_Brief_
Isolate every line in the data with the string "Density" and copy it.

_Records from a data source_
○ ○ ○ ○ ○

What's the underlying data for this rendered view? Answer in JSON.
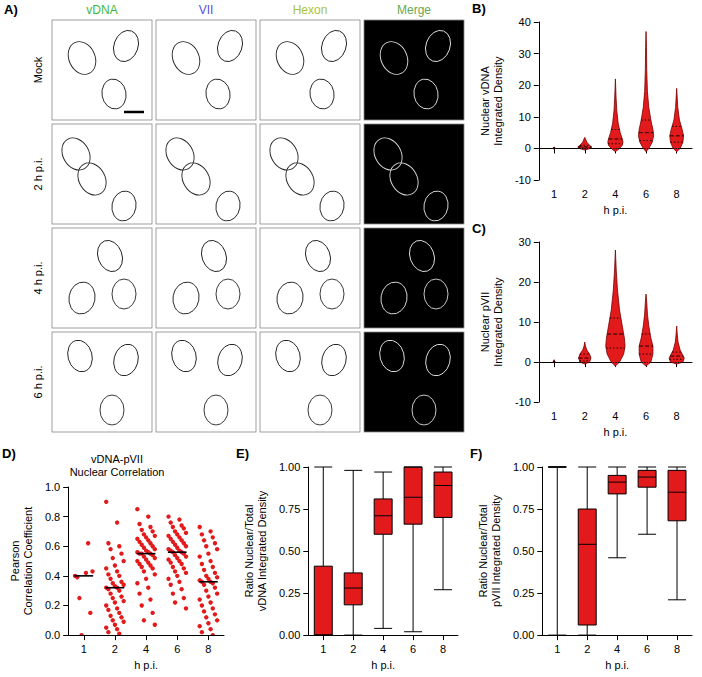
{
  "image_grid": {
    "panel": "A)",
    "columns": [
      {
        "label": "vDNA",
        "color": "#3cb93c"
      },
      {
        "label": "VII",
        "color": "#5a4fd6"
      },
      {
        "label": "Hexon",
        "color": "#a8c23a"
      },
      {
        "label": "Merge",
        "color": "#6aa84f"
      }
    ],
    "rows": [
      "Mock",
      "2 h p.i.",
      "4 h p.i.",
      "6 h p.i."
    ]
  },
  "chart_data": [
    {
      "panel": "B)",
      "type": "violin",
      "ylabel": "Nuclear vDNA\nIntegrated Density",
      "xlabel": "h p.i.",
      "categories": [
        "1",
        "2",
        "4",
        "6",
        "8"
      ],
      "color": "#e31a1c",
      "grid": false,
      "ylim": [
        -10,
        40
      ],
      "yticks": [
        -10,
        0,
        10,
        20,
        30,
        40
      ],
      "reference_line": 0,
      "violins": [
        {
          "y": [
            -0.2,
            0,
            0.2,
            0.5
          ],
          "width": [
            0,
            0.1,
            0.06,
            0
          ]
        },
        {
          "y": [
            -0.5,
            0,
            0.5,
            1,
            2,
            3,
            3.5
          ],
          "width": [
            0,
            0.4,
            0.5,
            0.35,
            0.15,
            0.05,
            0
          ]
        },
        {
          "y": [
            -1,
            0,
            1,
            2,
            3,
            5,
            8,
            12,
            16,
            22
          ],
          "width": [
            0,
            0.3,
            0.5,
            0.55,
            0.5,
            0.35,
            0.2,
            0.1,
            0.05,
            0
          ]
        },
        {
          "y": [
            -1,
            0,
            2,
            4,
            6,
            9,
            13,
            18,
            25,
            32,
            37
          ],
          "width": [
            0,
            0.2,
            0.45,
            0.55,
            0.5,
            0.35,
            0.2,
            0.1,
            0.05,
            0.03,
            0
          ]
        },
        {
          "y": [
            -1,
            0,
            2,
            4,
            6,
            9,
            13,
            19
          ],
          "width": [
            0,
            0.25,
            0.45,
            0.5,
            0.4,
            0.2,
            0.08,
            0
          ]
        }
      ],
      "quartiles": [
        [
          0,
          0.1,
          0.2
        ],
        [
          0.2,
          0.5,
          1
        ],
        [
          1.5,
          3,
          6
        ],
        [
          2.5,
          5,
          9
        ],
        [
          2,
          4,
          7
        ]
      ]
    },
    {
      "panel": "C)",
      "type": "violin",
      "ylabel": "Nuclear pVII\nIntegrated Density",
      "xlabel": "h p.i.",
      "categories": [
        "1",
        "2",
        "4",
        "6",
        "8"
      ],
      "color": "#e31a1c",
      "grid": false,
      "ylim": [
        -10,
        30
      ],
      "yticks": [
        -10,
        0,
        10,
        20,
        30
      ],
      "reference_line": 0,
      "violins": [
        {
          "y": [
            -0.2,
            0,
            0.2,
            0.6
          ],
          "width": [
            0,
            0.08,
            0.05,
            0
          ]
        },
        {
          "y": [
            -0.5,
            0,
            1,
            2,
            3,
            4,
            5
          ],
          "width": [
            0,
            0.35,
            0.45,
            0.35,
            0.15,
            0.05,
            0
          ]
        },
        {
          "y": [
            -1,
            0,
            2,
            4,
            6,
            9,
            13,
            18,
            23,
            28
          ],
          "width": [
            0,
            0.3,
            0.6,
            0.7,
            0.65,
            0.5,
            0.3,
            0.15,
            0.06,
            0
          ]
        },
        {
          "y": [
            -1,
            0,
            2,
            4,
            6,
            9,
            12,
            15,
            17
          ],
          "width": [
            0,
            0.35,
            0.5,
            0.5,
            0.35,
            0.2,
            0.1,
            0.05,
            0
          ]
        },
        {
          "y": [
            -0.5,
            0,
            1,
            2,
            3,
            5,
            7,
            9
          ],
          "width": [
            0,
            0.45,
            0.55,
            0.4,
            0.25,
            0.1,
            0.04,
            0
          ]
        }
      ],
      "quartiles": [
        [
          0,
          0.1,
          0.2
        ],
        [
          0.3,
          1,
          2
        ],
        [
          3.5,
          7,
          11
        ],
        [
          2,
          4,
          7
        ],
        [
          0.7,
          1.5,
          2.5
        ]
      ]
    },
    {
      "panel": "D)",
      "type": "scatter",
      "title": "vDNA-pVII\nNuclear Correlation",
      "ylabel": "Pearson\nCorrelation Coefficient",
      "xlabel": "h p.i.",
      "categories": [
        "1",
        "2",
        "4",
        "6",
        "8"
      ],
      "color": "#e31a1c",
      "grid": false,
      "ylim": [
        0,
        1
      ],
      "yticks": [
        {
          "value": 0,
          "label": "0.0"
        },
        0.2,
        0.4,
        0.6,
        0.8,
        {
          "value": 1,
          "label": "1.0"
        }
      ],
      "reference_line": 0,
      "values": [
        [
          0.4,
          0.42,
          0.39,
          0.62,
          0.25,
          0.15,
          0.0,
          0.43
        ],
        [
          0.9,
          0.76,
          0.62,
          0.6,
          0.58,
          0.55,
          0.52,
          0.5,
          0.47,
          0.45,
          0.43,
          0.41,
          0.4,
          0.38,
          0.36,
          0.35,
          0.34,
          0.33,
          0.32,
          0.32,
          0.31,
          0.3,
          0.28,
          0.26,
          0.25,
          0.23,
          0.22,
          0.2,
          0.18,
          0.17,
          0.15,
          0.13,
          0.12,
          0.1,
          0.09,
          0.07,
          0.05,
          0.04,
          0.02,
          0.01
        ],
        [
          0.85,
          0.8,
          0.75,
          0.73,
          0.71,
          0.7,
          0.68,
          0.67,
          0.66,
          0.65,
          0.64,
          0.63,
          0.62,
          0.61,
          0.6,
          0.59,
          0.58,
          0.57,
          0.56,
          0.56,
          0.55,
          0.55,
          0.55,
          0.54,
          0.53,
          0.52,
          0.51,
          0.5,
          0.49,
          0.48,
          0.47,
          0.46,
          0.45,
          0.43,
          0.41,
          0.38,
          0.35,
          0.32,
          0.28,
          0.24,
          0.2,
          0.15,
          0.1,
          0.07
        ],
        [
          0.8,
          0.78,
          0.76,
          0.74,
          0.73,
          0.72,
          0.7,
          0.69,
          0.68,
          0.67,
          0.66,
          0.65,
          0.64,
          0.63,
          0.62,
          0.61,
          0.6,
          0.59,
          0.58,
          0.57,
          0.57,
          0.56,
          0.56,
          0.55,
          0.54,
          0.53,
          0.52,
          0.51,
          0.5,
          0.49,
          0.48,
          0.46,
          0.45,
          0.43,
          0.42,
          0.4,
          0.38,
          0.36,
          0.34,
          0.31,
          0.28,
          0.25,
          0.22,
          0.18
        ],
        [
          0.73,
          0.7,
          0.68,
          0.66,
          0.64,
          0.62,
          0.6,
          0.58,
          0.55,
          0.53,
          0.5,
          0.48,
          0.46,
          0.44,
          0.42,
          0.4,
          0.39,
          0.38,
          0.37,
          0.36,
          0.36,
          0.35,
          0.34,
          0.32,
          0.3,
          0.28,
          0.26,
          0.24,
          0.22,
          0.2,
          0.18,
          0.16,
          0.14,
          0.12,
          0.1,
          0.08,
          0.06,
          0.04,
          0.02,
          0.0
        ]
      ],
      "medians": [
        0.4,
        0.32,
        0.55,
        0.56,
        0.36
      ]
    },
    {
      "panel": "E)",
      "type": "box",
      "ylabel": "Ratio Nuclear/Total\nvDNA Integrated Density",
      "xlabel": "h p.i.",
      "categories": [
        "1",
        "2",
        "4",
        "6",
        "8"
      ],
      "color": "#e31a1c",
      "grid": false,
      "ylim": [
        0,
        1
      ],
      "yticks": [
        {
          "value": 0,
          "label": "0.00"
        },
        0.25,
        {
          "value": 0.5,
          "label": "0.50"
        },
        0.75,
        {
          "value": 1,
          "label": "1.00"
        }
      ],
      "boxes": [
        [
          0,
          0,
          0,
          0.41,
          1.0
        ],
        [
          0,
          0.18,
          0.28,
          0.37,
          0.98
        ],
        [
          0.04,
          0.6,
          0.71,
          0.81,
          0.97
        ],
        [
          0.02,
          0.66,
          0.82,
          1.0,
          1.0
        ],
        [
          0.27,
          0.7,
          0.89,
          0.97,
          1.0
        ]
      ]
    },
    {
      "panel": "F)",
      "type": "box",
      "ylabel": "Ratio Nuclear/Total\npVII Integrated Density",
      "xlabel": "h p.i.",
      "categories": [
        "1",
        "2",
        "4",
        "6",
        "8"
      ],
      "color": "#e31a1c",
      "grid": false,
      "ylim": [
        0,
        1
      ],
      "yticks": [
        {
          "value": 0,
          "label": "0.00"
        },
        0.25,
        {
          "value": 0.5,
          "label": "0.50"
        },
        0.75,
        {
          "value": 1,
          "label": "1.00"
        }
      ],
      "boxes": [
        [
          0,
          1.0,
          1.0,
          1.0,
          1.0
        ],
        [
          0,
          0.06,
          0.54,
          0.75,
          1.0
        ],
        [
          0.46,
          0.84,
          0.91,
          0.95,
          1.0
        ],
        [
          0.6,
          0.88,
          0.94,
          0.98,
          1.0
        ],
        [
          0.21,
          0.68,
          0.85,
          0.98,
          1.0
        ]
      ]
    }
  ]
}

○ ○ ○ ○ ○

_Reply_
      "ylabel": "Nuclear vDNA\nIntegrated Density",
      "ylabel": "Nuclear pVII\nIntegrated Density",
      "ylabel": "Ratio Nuclear/Total\nvDNA Integrated Density",
      "ylabel": "Ratio Nuclear/Total\npVII Integrated Density",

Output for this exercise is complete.